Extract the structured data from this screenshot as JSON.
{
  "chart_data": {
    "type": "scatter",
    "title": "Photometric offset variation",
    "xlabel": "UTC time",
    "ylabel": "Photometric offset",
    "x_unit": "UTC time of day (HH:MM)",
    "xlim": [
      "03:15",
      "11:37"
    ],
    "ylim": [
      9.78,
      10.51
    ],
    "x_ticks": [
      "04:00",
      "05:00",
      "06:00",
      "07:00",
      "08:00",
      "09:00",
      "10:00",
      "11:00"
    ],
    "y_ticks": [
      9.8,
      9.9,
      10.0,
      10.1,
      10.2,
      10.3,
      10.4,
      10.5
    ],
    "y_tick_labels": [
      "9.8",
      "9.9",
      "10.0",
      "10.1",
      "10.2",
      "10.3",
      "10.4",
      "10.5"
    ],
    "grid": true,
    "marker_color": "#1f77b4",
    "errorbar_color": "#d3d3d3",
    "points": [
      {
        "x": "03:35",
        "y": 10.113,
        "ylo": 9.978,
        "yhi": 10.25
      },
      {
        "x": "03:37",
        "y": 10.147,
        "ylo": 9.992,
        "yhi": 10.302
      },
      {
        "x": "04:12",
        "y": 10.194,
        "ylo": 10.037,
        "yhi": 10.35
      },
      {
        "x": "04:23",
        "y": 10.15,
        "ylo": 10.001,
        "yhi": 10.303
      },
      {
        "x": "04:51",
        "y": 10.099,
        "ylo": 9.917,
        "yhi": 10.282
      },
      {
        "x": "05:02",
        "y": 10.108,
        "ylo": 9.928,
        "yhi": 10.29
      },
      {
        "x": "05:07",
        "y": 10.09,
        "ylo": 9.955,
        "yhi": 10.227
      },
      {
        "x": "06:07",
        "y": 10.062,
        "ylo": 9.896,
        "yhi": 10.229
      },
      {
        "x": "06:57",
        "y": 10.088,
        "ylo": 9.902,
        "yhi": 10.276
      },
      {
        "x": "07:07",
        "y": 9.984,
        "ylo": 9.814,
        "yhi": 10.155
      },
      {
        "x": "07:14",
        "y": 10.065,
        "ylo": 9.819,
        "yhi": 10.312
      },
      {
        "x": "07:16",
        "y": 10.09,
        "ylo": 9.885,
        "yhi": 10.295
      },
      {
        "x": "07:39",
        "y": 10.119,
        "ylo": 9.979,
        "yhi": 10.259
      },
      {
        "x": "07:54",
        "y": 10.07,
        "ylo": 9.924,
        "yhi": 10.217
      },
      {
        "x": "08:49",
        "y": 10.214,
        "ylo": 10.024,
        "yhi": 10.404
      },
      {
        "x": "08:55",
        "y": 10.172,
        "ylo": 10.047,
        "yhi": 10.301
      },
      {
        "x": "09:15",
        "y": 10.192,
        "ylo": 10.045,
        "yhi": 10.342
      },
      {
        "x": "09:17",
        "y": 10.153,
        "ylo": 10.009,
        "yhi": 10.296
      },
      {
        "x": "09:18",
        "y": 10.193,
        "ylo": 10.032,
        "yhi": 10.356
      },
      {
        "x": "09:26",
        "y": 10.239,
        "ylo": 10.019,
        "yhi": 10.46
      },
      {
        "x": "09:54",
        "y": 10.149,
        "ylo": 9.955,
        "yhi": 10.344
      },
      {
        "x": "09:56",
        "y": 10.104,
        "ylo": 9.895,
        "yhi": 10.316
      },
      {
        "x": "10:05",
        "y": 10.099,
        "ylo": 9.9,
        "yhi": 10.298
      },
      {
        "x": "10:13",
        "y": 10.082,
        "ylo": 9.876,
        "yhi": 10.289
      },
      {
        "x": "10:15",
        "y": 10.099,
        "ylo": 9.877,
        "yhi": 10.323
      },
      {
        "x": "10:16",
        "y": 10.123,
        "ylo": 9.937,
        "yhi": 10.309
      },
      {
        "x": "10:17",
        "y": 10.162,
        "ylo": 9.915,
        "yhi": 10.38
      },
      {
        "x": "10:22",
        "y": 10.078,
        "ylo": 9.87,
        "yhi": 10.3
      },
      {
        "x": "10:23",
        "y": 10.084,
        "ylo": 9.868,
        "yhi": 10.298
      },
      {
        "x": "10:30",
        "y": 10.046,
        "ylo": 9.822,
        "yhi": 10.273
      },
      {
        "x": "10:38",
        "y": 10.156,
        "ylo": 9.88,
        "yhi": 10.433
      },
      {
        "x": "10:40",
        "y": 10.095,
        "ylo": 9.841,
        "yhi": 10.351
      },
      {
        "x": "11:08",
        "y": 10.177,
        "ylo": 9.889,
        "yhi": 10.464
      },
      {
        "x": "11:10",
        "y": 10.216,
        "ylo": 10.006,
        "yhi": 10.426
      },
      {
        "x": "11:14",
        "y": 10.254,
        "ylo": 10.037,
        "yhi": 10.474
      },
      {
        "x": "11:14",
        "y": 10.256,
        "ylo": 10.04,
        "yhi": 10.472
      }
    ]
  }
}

==========

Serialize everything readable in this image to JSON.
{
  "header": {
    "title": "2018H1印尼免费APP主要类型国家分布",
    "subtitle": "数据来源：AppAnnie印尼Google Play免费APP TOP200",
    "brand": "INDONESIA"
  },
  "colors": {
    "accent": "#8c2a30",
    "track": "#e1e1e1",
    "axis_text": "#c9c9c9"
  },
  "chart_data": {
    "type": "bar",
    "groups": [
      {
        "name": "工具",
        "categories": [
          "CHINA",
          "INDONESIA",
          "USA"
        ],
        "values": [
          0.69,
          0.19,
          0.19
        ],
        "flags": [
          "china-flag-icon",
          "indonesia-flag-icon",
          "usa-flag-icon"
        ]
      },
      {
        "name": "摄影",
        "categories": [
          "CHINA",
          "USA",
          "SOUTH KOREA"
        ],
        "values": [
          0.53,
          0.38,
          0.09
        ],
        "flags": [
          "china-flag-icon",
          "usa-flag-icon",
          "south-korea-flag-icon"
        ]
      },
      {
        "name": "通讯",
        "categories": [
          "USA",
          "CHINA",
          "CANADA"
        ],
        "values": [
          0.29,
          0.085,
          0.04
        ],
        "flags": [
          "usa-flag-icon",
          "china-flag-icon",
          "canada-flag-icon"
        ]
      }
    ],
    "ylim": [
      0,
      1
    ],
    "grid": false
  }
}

==========

Locate the word "JSON" in the entries, and copy every line where it is found.

Extract the structured data from this screenshot as JSON.
Serialize everything readable in this image to JSON.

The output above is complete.